● Goal: Each entry must be reproduced precisely as it stands.

— Start Data to use —

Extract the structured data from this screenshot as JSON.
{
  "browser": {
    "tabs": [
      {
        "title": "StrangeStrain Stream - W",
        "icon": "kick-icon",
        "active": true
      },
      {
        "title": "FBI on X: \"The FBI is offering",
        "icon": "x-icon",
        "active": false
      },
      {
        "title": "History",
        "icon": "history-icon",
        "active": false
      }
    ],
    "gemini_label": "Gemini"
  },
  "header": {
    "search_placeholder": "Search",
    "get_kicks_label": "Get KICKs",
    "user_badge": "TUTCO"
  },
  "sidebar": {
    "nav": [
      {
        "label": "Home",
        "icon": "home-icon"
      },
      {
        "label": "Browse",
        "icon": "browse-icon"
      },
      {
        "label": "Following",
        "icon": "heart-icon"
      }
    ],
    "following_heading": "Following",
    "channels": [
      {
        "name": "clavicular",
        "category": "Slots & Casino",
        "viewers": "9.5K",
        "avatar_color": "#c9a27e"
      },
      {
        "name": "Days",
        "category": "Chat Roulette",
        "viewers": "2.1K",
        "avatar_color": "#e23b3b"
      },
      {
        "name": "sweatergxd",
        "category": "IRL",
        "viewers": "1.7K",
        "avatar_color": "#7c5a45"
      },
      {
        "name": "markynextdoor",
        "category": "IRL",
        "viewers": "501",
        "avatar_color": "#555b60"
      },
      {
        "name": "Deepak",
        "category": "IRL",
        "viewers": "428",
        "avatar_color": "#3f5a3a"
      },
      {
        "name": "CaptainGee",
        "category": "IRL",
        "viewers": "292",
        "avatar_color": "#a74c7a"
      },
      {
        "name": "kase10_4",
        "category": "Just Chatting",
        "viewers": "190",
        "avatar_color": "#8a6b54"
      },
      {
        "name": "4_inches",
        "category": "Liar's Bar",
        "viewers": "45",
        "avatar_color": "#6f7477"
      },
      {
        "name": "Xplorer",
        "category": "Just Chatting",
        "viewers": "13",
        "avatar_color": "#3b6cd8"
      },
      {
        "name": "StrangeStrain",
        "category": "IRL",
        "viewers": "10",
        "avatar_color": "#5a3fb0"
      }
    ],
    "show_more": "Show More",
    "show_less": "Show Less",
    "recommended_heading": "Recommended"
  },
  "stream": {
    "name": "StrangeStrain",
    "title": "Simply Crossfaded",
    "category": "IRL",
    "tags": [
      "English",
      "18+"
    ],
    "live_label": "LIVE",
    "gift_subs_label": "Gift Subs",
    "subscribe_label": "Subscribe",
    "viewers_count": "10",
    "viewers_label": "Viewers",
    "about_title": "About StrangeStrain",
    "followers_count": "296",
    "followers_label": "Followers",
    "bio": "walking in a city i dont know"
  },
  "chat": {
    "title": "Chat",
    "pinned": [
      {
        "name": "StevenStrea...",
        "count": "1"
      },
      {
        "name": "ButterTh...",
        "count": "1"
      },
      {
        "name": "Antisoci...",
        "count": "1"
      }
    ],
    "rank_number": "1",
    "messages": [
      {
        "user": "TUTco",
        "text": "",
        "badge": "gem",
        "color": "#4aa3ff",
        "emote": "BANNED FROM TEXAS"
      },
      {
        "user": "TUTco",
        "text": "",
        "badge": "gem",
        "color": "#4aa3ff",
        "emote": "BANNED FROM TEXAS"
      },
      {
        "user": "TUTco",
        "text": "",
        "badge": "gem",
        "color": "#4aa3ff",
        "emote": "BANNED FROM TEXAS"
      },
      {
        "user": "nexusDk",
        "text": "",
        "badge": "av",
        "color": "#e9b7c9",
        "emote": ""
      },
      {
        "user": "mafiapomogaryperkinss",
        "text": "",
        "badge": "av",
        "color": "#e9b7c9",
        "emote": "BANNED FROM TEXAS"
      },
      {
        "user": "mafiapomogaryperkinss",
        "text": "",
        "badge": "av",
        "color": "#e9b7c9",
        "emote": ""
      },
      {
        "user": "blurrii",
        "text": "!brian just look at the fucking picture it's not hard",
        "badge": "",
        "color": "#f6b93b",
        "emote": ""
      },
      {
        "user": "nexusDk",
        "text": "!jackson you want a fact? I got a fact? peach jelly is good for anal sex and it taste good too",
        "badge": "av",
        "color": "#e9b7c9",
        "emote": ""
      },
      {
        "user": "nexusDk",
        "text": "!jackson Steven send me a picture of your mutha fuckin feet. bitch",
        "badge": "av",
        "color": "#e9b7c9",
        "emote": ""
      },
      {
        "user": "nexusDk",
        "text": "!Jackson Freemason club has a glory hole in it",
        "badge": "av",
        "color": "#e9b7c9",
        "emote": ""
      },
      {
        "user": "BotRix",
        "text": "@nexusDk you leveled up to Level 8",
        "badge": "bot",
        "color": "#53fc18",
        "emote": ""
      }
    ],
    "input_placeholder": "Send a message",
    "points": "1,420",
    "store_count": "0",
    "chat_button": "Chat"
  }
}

— End Data to use —

● Worked answer:
Extract the structured data from this screenshot as JSON.
{
  "browser": {
    "tabs": [
      {
        "title": "StrangeStrain Stream - W",
        "icon": "kick-icon",
        "active": true
      },
      {
        "title": "FBI on X: \"The FBI is offering",
        "icon": "x-icon",
        "active": false
      },
      {
        "title": "History",
        "icon": "history-icon",
        "active": false
      }
    ],
    "gemini_label": "Gemini"
  },
  "header": {
    "search_placeholder": "Search",
    "get_kicks_label": "Get KICKs",
    "user_badge": "TUTCO"
  },
  "sidebar": {
    "nav": [
      {
        "label": "Home",
        "icon": "home-icon"
      },
      {
        "label": "Browse",
        "icon": "browse-icon"
      },
      {
        "label": "Following",
        "icon": "heart-icon"
      }
    ],
    "following_heading": "Following",
    "channels": [
      {
        "name": "clavicular",
        "category": "Slots & Casino",
        "viewers": "9.5K",
        "avatar_color": "#c9a27e"
      },
      {
        "name": "Days",
        "category": "Chat Roulette",
        "viewers": "2.1K",
        "avatar_color": "#e23b3b"
      },
      {
        "name": "sweatergxd",
        "category": "IRL",
        "viewers": "1.7K",
        "avatar_color": "#7c5a45"
      },
      {
        "name": "markynextdoor",
        "category": "IRL",
        "viewers": "501",
        "avatar_color": "#555b60"
      },
      {
        "name": "Deepak",
        "category": "IRL",
        "viewers": "428",
        "avatar_color": "#3f5a3a"
      },
      {
        "name": "CaptainGee",
        "category": "IRL",
        "viewers": "292",
        "avatar_color": "#a74c7a"
      },
      {
        "name": "kase10_4",
        "category": "Just Chatting",
        "viewers": "190",
        "avatar_color": "#8a6b54"
      },
      {
        "name": "4_inches",
        "category": "Liar's Bar",
        "viewers": "45",
        "avatar_color": "#6f7477"
      },
      {
        "name": "Xplorer",
        "category": "Just Chatting",
        "viewers": "13",
        "avatar_color": "#3b6cd8"
      },
      {
        "name": "StrangeStrain",
        "category": "IRL",
        "viewers": "10",
        "avatar_color": "#5a3fb0"
      }
    ],
    "show_more": "Show More",
    "show_less": "Show Less",
    "recommended_heading": "Recommended"
  },
  "stream": {
    "name": "StrangeStrain",
    "title": "Simply Crossfaded",
    "category": "IRL",
    "tags": [
      "English",
      "18+"
    ],
    "live_label": "LIVE",
    "gift_subs_label": "Gift Subs",
    "subscribe_label": "Subscribe",
    "viewers_count": "10",
    "viewers_label": "Viewers",
    "about_title": "About StrangeStrain",
    "followers_count": "296",
    "followers_label": "Followers",
    "bio": "walking in a city i dont know"
  },
  "chat": {
    "title": "Chat",
    "pinned": [
      {
        "name": "StevenStrea...",
        "count": "1"
      },
      {
        "name": "ButterTh...",
        "count": "1"
      },
      {
        "name": "Antisoci...",
        "count": "1"
      }
    ],
    "rank_number": "1",
    "messages": [
      {
        "user": "TUTco",
        "text": "",
        "badge": "gem",
        "color": "#4aa3ff",
        "emote": "BANNED FROM TEXAS"
      },
      {
        "user": "TUTco",
        "text": "",
        "badge": "gem",
        "color": "#4aa3ff",
        "emote": "BANNED FROM TEXAS"
      },
      {
        "user": "TUTco",
        "text": "",
        "badge": "gem",
        "color": "#4aa3ff",
        "emote": "BANNED FROM TEXAS"
      },
      {
        "user": "nexusDk",
        "text": "",
        "badge": "av",
        "color": "#e9b7c9",
        "emote": ""
      },
      {
        "user": "mafiapomogaryperkinss",
        "text": "",
        "badge": "av",
        "color": "#e9b7c9",
        "emote": "BANNED FROM TEXAS"
      },
      {
        "user": "mafiapomogaryperkinss",
        "text": "",
        "badge": "av",
        "color": "#e9b7c9",
        "emote": ""
      },
      {
        "user": "blurrii",
        "text": "!brian just look at the fucking picture it's not hard",
        "badge": "",
        "color": "#f6b93b",
        "emote": ""
      },
      {
        "user": "nexusDk",
        "text": "!jackson you want a fact? I got a fact? peach jelly is good for anal sex and it taste good too",
        "badge": "av",
        "color": "#e9b7c9",
        "emote": ""
      },
      {
        "user": "nexusDk",
        "text": "!jackson Steven send me a picture of your mutha fuckin feet. bitch",
        "badge": "av",
        "color": "#e9b7c9",
        "emote": ""
      },
      {
        "user": "nexusDk",
        "text": "!Jackson Freemason club has a glory hole in it",
        "badge": "av",
        "color": "#e9b7c9",
        "emote": ""
      },
      {
        "user": "BotRix",
        "text": "@nexusDk you leveled up to Level 8",
        "badge": "bot",
        "color": "#53fc18",
        "emote": ""
      }
    ],
    "input_placeholder": "Send a message",
    "points": "1,420",
    "store_count": "0",
    "chat_button": "Chat"
  }
}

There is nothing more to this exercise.